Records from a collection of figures
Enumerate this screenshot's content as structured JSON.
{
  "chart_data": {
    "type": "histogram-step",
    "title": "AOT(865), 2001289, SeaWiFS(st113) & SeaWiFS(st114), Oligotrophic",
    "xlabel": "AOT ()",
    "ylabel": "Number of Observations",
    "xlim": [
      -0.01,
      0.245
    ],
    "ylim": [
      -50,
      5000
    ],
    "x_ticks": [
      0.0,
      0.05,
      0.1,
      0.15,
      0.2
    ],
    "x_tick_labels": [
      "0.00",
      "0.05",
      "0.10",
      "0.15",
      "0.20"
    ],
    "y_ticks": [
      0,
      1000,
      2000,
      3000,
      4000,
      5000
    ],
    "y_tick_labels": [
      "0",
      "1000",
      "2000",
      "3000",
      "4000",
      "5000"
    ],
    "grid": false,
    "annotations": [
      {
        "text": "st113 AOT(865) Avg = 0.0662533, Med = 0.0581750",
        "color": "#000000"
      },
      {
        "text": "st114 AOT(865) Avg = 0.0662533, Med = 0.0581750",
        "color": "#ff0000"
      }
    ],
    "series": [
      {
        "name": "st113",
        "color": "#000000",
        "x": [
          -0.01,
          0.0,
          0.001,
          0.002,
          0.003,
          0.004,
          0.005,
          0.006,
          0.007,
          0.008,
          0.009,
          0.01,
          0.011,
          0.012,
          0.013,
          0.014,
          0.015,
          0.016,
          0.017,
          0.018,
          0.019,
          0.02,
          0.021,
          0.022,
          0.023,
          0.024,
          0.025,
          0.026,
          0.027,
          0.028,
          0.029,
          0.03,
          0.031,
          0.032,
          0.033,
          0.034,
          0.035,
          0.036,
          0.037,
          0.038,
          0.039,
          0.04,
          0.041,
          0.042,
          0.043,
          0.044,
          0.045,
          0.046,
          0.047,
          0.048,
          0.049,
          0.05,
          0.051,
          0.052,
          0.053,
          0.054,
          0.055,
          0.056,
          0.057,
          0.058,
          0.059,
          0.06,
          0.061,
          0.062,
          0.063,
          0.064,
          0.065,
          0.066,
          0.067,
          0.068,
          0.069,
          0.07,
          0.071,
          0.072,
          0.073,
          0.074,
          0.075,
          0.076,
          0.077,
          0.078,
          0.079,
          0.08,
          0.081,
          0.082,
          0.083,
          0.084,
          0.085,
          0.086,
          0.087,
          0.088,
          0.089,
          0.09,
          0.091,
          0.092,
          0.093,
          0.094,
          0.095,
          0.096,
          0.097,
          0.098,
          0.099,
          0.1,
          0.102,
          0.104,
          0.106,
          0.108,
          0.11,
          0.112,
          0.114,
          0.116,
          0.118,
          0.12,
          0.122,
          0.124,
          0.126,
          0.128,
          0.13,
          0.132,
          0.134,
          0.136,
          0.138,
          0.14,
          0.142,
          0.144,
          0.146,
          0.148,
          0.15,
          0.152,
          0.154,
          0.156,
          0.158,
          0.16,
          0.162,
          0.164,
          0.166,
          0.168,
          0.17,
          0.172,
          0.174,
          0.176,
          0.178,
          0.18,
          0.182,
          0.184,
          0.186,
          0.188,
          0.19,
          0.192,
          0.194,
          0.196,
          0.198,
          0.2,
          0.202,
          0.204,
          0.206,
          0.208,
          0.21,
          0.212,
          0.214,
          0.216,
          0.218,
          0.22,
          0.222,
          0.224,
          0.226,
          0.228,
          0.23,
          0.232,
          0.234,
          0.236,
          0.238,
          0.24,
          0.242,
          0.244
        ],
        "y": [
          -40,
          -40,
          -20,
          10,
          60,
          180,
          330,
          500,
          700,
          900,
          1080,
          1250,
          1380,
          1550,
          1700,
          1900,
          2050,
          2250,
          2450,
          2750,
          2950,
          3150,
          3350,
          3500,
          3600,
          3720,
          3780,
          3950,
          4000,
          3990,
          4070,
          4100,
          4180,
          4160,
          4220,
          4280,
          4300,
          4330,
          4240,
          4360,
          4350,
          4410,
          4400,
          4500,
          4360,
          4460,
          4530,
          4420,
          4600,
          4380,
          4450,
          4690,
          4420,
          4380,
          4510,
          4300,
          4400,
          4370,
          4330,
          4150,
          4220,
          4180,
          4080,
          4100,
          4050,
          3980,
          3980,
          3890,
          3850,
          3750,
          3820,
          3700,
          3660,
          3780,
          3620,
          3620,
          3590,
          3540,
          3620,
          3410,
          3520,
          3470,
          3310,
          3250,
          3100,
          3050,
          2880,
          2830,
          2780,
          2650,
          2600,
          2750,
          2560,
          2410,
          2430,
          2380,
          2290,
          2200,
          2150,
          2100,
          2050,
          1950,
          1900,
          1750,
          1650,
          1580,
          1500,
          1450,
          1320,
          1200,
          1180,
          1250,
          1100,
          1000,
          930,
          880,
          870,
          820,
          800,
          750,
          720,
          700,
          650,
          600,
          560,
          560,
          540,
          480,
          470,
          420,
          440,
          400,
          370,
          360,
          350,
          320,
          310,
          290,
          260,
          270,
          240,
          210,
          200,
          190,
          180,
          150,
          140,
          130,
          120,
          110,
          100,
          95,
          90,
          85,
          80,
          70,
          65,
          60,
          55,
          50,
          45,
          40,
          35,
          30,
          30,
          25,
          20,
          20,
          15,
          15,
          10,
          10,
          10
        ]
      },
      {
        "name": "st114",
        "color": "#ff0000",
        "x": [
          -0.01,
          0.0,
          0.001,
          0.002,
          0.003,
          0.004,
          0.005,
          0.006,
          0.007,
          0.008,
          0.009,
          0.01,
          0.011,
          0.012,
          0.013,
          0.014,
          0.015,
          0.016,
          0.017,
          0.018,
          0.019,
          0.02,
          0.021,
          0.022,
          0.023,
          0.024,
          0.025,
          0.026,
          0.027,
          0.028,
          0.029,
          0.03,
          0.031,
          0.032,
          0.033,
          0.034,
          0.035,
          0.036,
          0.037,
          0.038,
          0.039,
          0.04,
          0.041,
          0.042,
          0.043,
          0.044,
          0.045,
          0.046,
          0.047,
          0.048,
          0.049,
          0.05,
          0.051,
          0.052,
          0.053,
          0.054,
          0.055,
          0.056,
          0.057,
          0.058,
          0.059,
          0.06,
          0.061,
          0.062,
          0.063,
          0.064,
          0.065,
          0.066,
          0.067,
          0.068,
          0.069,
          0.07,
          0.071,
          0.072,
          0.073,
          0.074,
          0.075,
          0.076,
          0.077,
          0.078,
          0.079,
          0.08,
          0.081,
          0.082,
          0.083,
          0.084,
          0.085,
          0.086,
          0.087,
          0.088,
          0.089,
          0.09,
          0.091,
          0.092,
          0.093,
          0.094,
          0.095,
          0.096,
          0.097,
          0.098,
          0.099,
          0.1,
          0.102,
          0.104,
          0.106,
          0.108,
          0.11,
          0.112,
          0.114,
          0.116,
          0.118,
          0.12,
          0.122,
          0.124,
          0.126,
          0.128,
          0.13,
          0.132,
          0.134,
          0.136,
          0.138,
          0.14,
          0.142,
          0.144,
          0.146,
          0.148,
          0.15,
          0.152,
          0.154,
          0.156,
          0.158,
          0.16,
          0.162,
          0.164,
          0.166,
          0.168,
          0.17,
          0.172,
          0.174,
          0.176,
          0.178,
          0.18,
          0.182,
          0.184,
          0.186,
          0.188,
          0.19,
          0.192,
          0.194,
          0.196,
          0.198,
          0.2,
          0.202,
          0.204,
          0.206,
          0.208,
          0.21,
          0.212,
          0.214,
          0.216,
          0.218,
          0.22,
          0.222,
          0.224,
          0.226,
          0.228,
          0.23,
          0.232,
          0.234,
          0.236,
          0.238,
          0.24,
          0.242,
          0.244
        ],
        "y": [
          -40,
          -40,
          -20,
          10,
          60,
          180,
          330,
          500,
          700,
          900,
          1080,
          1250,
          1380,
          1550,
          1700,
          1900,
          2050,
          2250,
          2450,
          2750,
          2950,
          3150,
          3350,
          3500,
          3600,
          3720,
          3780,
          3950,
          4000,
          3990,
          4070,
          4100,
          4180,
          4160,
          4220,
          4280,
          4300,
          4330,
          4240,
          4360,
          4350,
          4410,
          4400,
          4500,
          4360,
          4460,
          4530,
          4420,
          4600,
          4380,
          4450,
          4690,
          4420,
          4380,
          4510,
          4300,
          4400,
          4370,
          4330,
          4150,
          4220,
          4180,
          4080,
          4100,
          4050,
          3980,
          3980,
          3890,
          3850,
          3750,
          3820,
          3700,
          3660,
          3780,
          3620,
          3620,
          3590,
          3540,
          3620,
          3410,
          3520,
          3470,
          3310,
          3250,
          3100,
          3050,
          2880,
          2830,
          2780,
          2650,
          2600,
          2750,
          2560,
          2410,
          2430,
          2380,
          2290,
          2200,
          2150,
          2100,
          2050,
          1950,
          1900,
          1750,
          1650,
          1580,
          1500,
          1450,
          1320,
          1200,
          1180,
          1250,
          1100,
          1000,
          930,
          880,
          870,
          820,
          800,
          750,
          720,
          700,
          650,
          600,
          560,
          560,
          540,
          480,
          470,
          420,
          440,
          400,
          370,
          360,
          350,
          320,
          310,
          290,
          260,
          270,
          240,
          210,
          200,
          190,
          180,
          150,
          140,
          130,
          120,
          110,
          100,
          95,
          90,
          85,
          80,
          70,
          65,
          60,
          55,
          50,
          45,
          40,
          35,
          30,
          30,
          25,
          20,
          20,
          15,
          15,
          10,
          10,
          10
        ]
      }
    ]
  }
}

**Aim**
Return, from the data, each line that has the word "color" in it.

**Answer in full**
        "color": "#000000"
        "color": "#ff0000"
        "color": "#000000",
        "color": "#ff0000",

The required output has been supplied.